>> begin DATA LINES
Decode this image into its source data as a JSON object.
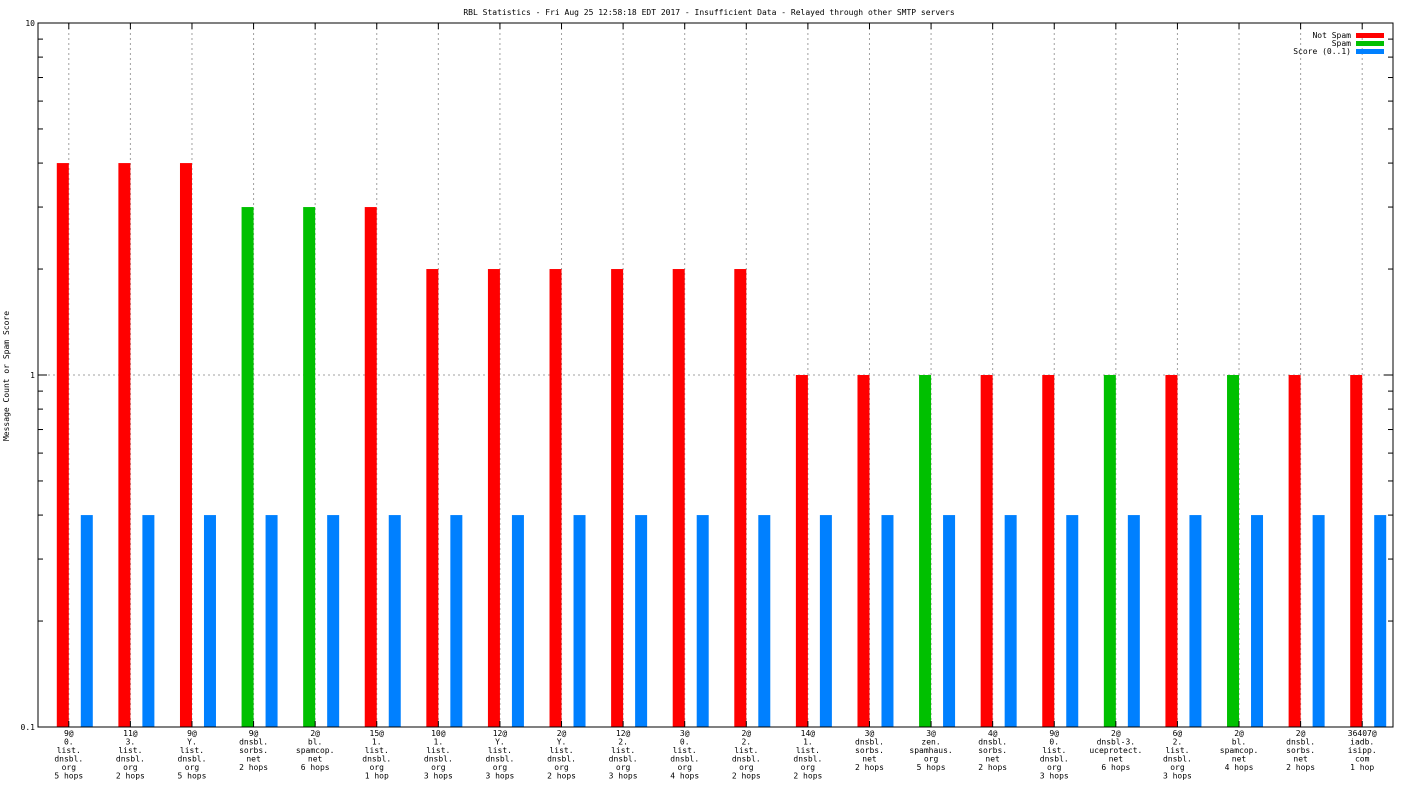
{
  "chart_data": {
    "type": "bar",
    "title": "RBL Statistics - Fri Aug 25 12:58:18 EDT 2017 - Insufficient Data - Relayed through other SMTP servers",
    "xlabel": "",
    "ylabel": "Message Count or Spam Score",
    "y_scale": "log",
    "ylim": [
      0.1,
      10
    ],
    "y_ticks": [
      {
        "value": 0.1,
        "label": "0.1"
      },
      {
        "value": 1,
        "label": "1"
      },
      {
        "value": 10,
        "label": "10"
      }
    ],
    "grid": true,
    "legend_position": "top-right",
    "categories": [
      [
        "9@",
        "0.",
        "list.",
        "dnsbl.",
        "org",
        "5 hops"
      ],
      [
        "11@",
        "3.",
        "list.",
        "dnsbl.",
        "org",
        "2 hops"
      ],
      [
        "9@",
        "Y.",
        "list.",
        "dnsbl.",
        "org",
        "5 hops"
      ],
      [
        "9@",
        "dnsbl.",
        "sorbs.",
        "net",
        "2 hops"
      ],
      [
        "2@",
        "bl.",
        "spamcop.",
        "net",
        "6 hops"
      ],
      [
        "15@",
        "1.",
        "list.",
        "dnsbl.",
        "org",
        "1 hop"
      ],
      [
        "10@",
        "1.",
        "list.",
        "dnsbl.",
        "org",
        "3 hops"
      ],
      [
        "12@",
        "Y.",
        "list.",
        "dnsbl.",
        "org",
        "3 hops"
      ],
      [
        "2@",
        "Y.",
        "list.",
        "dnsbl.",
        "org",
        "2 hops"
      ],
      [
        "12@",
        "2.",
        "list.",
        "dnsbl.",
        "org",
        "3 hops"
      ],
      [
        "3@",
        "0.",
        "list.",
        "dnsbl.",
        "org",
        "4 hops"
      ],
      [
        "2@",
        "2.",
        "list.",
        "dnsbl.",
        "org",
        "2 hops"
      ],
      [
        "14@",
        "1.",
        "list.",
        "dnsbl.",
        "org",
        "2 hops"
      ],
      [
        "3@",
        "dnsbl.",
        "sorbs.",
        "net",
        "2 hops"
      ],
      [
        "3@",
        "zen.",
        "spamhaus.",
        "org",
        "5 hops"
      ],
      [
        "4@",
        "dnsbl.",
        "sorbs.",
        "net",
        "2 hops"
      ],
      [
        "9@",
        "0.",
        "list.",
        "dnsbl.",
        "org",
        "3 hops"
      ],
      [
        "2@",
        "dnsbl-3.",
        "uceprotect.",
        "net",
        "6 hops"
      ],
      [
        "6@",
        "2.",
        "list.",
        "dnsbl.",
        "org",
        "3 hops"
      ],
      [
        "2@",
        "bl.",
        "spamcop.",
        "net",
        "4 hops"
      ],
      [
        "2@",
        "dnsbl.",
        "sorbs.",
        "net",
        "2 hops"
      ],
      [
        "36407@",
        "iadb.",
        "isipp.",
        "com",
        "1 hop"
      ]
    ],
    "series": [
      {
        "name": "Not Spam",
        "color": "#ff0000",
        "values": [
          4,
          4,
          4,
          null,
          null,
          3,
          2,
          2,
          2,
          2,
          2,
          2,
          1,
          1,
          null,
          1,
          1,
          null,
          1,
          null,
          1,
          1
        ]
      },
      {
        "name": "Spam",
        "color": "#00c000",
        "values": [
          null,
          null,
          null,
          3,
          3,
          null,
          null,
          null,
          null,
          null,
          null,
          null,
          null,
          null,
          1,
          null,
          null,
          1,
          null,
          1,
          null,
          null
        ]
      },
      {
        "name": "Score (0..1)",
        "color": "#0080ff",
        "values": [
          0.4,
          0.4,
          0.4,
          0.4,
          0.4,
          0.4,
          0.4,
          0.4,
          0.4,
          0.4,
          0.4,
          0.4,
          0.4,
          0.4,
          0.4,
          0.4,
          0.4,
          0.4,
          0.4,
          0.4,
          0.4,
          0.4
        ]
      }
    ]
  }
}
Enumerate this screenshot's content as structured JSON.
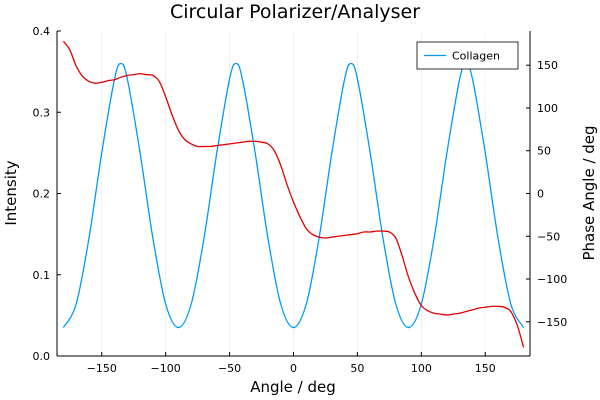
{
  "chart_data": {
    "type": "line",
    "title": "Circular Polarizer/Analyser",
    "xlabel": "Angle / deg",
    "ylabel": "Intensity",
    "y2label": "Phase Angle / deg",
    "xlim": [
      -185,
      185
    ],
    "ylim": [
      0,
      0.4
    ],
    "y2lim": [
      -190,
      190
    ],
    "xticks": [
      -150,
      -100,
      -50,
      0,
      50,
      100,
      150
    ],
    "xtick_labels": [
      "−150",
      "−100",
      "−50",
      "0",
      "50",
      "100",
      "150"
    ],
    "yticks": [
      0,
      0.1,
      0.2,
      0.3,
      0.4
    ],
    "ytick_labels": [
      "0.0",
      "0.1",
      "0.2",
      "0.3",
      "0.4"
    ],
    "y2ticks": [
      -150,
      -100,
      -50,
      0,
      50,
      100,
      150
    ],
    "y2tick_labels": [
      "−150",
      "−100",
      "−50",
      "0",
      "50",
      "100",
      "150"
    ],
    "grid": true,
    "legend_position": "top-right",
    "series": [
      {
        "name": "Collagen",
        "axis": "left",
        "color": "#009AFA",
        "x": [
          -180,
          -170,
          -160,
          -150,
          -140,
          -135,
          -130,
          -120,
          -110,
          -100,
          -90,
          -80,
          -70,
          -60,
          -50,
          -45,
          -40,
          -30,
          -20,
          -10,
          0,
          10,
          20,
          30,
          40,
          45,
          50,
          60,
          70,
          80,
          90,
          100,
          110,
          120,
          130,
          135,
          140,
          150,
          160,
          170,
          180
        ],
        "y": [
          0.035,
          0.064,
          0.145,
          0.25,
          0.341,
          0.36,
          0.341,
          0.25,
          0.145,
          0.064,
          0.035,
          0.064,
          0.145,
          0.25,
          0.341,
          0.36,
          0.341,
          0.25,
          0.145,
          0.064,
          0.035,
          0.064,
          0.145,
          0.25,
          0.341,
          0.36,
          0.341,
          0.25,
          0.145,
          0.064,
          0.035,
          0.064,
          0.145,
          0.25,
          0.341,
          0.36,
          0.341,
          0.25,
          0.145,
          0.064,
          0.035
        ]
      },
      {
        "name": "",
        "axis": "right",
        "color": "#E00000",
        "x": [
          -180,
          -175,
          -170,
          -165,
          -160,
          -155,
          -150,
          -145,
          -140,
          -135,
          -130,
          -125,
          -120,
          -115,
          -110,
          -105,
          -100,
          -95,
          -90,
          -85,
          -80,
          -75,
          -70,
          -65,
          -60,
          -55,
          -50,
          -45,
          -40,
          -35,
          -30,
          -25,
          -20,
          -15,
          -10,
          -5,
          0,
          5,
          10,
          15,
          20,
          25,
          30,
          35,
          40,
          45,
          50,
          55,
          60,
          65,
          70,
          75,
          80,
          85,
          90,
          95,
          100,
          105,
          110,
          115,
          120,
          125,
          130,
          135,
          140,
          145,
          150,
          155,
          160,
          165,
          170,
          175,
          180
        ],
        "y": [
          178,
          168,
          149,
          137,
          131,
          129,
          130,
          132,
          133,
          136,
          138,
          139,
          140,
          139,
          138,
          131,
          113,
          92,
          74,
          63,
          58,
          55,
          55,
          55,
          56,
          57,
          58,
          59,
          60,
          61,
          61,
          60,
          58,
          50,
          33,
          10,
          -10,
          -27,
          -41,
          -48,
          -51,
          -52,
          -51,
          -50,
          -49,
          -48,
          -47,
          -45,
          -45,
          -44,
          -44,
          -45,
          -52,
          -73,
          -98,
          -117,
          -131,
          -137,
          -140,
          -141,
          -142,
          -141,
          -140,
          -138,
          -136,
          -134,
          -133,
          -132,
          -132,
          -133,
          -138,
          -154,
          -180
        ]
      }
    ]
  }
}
>> end DATA LINES
_AIM OF THE TASK_
Reproduce the material above verbatim; omit every picture.

_WRITTEN RESPONSE_
Decode this image into its source data as a JSON object.
{
  "chart_data": {
    "type": "bar",
    "title": "RBL Statistics - Fri Aug 25 12:58:18 EDT 2017 - Insufficient Data - Relayed through other SMTP servers",
    "xlabel": "",
    "ylabel": "Message Count or Spam Score",
    "y_scale": "log",
    "ylim": [
      0.1,
      10
    ],
    "y_ticks": [
      {
        "value": 0.1,
        "label": "0.1"
      },
      {
        "value": 1,
        "label": "1"
      },
      {
        "value": 10,
        "label": "10"
      }
    ],
    "grid": true,
    "legend_position": "top-right",
    "categories": [
      [
        "9@",
        "0.",
        "list.",
        "dnsbl.",
        "org",
        "5 hops"
      ],
      [
        "11@",
        "3.",
        "list.",
        "dnsbl.",
        "org",
        "2 hops"
      ],
      [
        "9@",
        "Y.",
        "list.",
        "dnsbl.",
        "org",
        "5 hops"
      ],
      [
        "9@",
        "dnsbl.",
        "sorbs.",
        "net",
        "2 hops"
      ],
      [
        "2@",
        "bl.",
        "spamcop.",
        "net",
        "6 hops"
      ],
      [
        "15@",
        "1.",
        "list.",
        "dnsbl.",
        "org",
        "1 hop"
      ],
      [
        "10@",
        "1.",
        "list.",
        "dnsbl.",
        "org",
        "3 hops"
      ],
      [
        "12@",
        "Y.",
        "list.",
        "dnsbl.",
        "org",
        "3 hops"
      ],
      [
        "2@",
        "Y.",
        "list.",
        "dnsbl.",
        "org",
        "2 hops"
      ],
      [
        "12@",
        "2.",
        "list.",
        "dnsbl.",
        "org",
        "3 hops"
      ],
      [
        "3@",
        "0.",
        "list.",
        "dnsbl.",
        "org",
        "4 hops"
      ],
      [
        "2@",
        "2.",
        "list.",
        "dnsbl.",
        "org",
        "2 hops"
      ],
      [
        "14@",
        "1.",
        "list.",
        "dnsbl.",
        "org",
        "2 hops"
      ],
      [
        "3@",
        "dnsbl.",
        "sorbs.",
        "net",
        "2 hops"
      ],
      [
        "3@",
        "zen.",
        "spamhaus.",
        "org",
        "5 hops"
      ],
      [
        "4@",
        "dnsbl.",
        "sorbs.",
        "net",
        "2 hops"
      ],
      [
        "9@",
        "0.",
        "list.",
        "dnsbl.",
        "org",
        "3 hops"
      ],
      [
        "2@",
        "dnsbl-3.",
        "uceprotect.",
        "net",
        "6 hops"
      ],
      [
        "6@",
        "2.",
        "list.",
        "dnsbl.",
        "org",
        "3 hops"
      ],
      [
        "2@",
        "bl.",
        "spamcop.",
        "net",
        "4 hops"
      ],
      [
        "2@",
        "dnsbl.",
        "sorbs.",
        "net",
        "2 hops"
      ],
      [
        "36407@",
        "iadb.",
        "isipp.",
        "com",
        "1 hop"
      ]
    ],
    "series": [
      {
        "name": "Not Spam",
        "color": "#ff0000",
        "values": [
          4,
          4,
          4,
          null,
          null,
          3,
          2,
          2,
          2,
          2,
          2,
          2,
          1,
          1,
          null,
          1,
          1,
          null,
          1,
          null,
          1,
          1
        ]
      },
      {
        "name": "Spam",
        "color": "#00c000",
        "values": [
          null,
          null,
          null,
          3,
          3,
          null,
          null,
          null,
          null,
          null,
          null,
          null,
          null,
          null,
          1,
          null,
          null,
          1,
          null,
          1,
          null,
          null
        ]
      },
      {
        "name": "Score (0..1)",
        "color": "#0080ff",
        "values": [
          0.4,
          0.4,
          0.4,
          0.4,
          0.4,
          0.4,
          0.4,
          0.4,
          0.4,
          0.4,
          0.4,
          0.4,
          0.4,
          0.4,
          0.4,
          0.4,
          0.4,
          0.4,
          0.4,
          0.4,
          0.4,
          0.4
        ]
      }
    ]
  }
}
Enumerate this screenshot's content as structured JSON.
{
  "chart_data": {
    "type": "line",
    "title": "Circular Polarizer/Analyser",
    "xlabel": "Angle / deg",
    "ylabel": "Intensity",
    "y2label": "Phase Angle / deg",
    "xlim": [
      -185,
      185
    ],
    "ylim": [
      0,
      0.4
    ],
    "y2lim": [
      -190,
      190
    ],
    "xticks": [
      -150,
      -100,
      -50,
      0,
      50,
      100,
      150
    ],
    "xtick_labels": [
      "−150",
      "−100",
      "−50",
      "0",
      "50",
      "100",
      "150"
    ],
    "yticks": [
      0,
      0.1,
      0.2,
      0.3,
      0.4
    ],
    "ytick_labels": [
      "0.0",
      "0.1",
      "0.2",
      "0.3",
      "0.4"
    ],
    "y2ticks": [
      -150,
      -100,
      -50,
      0,
      50,
      100,
      150
    ],
    "y2tick_labels": [
      "−150",
      "−100",
      "−50",
      "0",
      "50",
      "100",
      "150"
    ],
    "grid": true,
    "legend_position": "top-right",
    "series": [
      {
        "name": "Collagen",
        "axis": "left",
        "color": "#009AFA",
        "x": [
          -180,
          -170,
          -160,
          -150,
          -140,
          -135,
          -130,
          -120,
          -110,
          -100,
          -90,
          -80,
          -70,
          -60,
          -50,
          -45,
          -40,
          -30,
          -20,
          -10,
          0,
          10,
          20,
          30,
          40,
          45,
          50,
          60,
          70,
          80,
          90,
          100,
          110,
          120,
          130,
          135,
          140,
          150,
          160,
          170,
          180
        ],
        "y": [
          0.035,
          0.064,
          0.145,
          0.25,
          0.341,
          0.36,
          0.341,
          0.25,
          0.145,
          0.064,
          0.035,
          0.064,
          0.145,
          0.25,
          0.341,
          0.36,
          0.341,
          0.25,
          0.145,
          0.064,
          0.035,
          0.064,
          0.145,
          0.25,
          0.341,
          0.36,
          0.341,
          0.25,
          0.145,
          0.064,
          0.035,
          0.064,
          0.145,
          0.25,
          0.341,
          0.36,
          0.341,
          0.25,
          0.145,
          0.064,
          0.035
        ]
      },
      {
        "name": "",
        "axis": "right",
        "color": "#E00000",
        "x": [
          -180,
          -175,
          -170,
          -165,
          -160,
          -155,
          -150,
          -145,
          -140,
          -135,
          -130,
          -125,
          -120,
          -115,
          -110,
          -105,
          -100,
          -95,
          -90,
          -85,
          -80,
          -75,
          -70,
          -65,
          -60,
          -55,
          -50,
          -45,
          -40,
          -35,
          -30,
          -25,
          -20,
          -15,
          -10,
          -5,
          0,
          5,
          10,
          15,
          20,
          25,
          30,
          35,
          40,
          45,
          50,
          55,
          60,
          65,
          70,
          75,
          80,
          85,
          90,
          95,
          100,
          105,
          110,
          115,
          120,
          125,
          130,
          135,
          140,
          145,
          150,
          155,
          160,
          165,
          170,
          175,
          180
        ],
        "y": [
          178,
          168,
          149,
          137,
          131,
          129,
          130,
          132,
          133,
          136,
          138,
          139,
          140,
          139,
          138,
          131,
          113,
          92,
          74,
          63,
          58,
          55,
          55,
          55,
          56,
          57,
          58,
          59,
          60,
          61,
          61,
          60,
          58,
          50,
          33,
          10,
          -10,
          -27,
          -41,
          -48,
          -51,
          -52,
          -51,
          -50,
          -49,
          -48,
          -47,
          -45,
          -45,
          -44,
          -44,
          -45,
          -52,
          -73,
          -98,
          -117,
          -131,
          -137,
          -140,
          -141,
          -142,
          -141,
          -140,
          -138,
          -136,
          -134,
          -133,
          -132,
          -132,
          -133,
          -138,
          -154,
          -180
        ]
      }
    ]
  }
}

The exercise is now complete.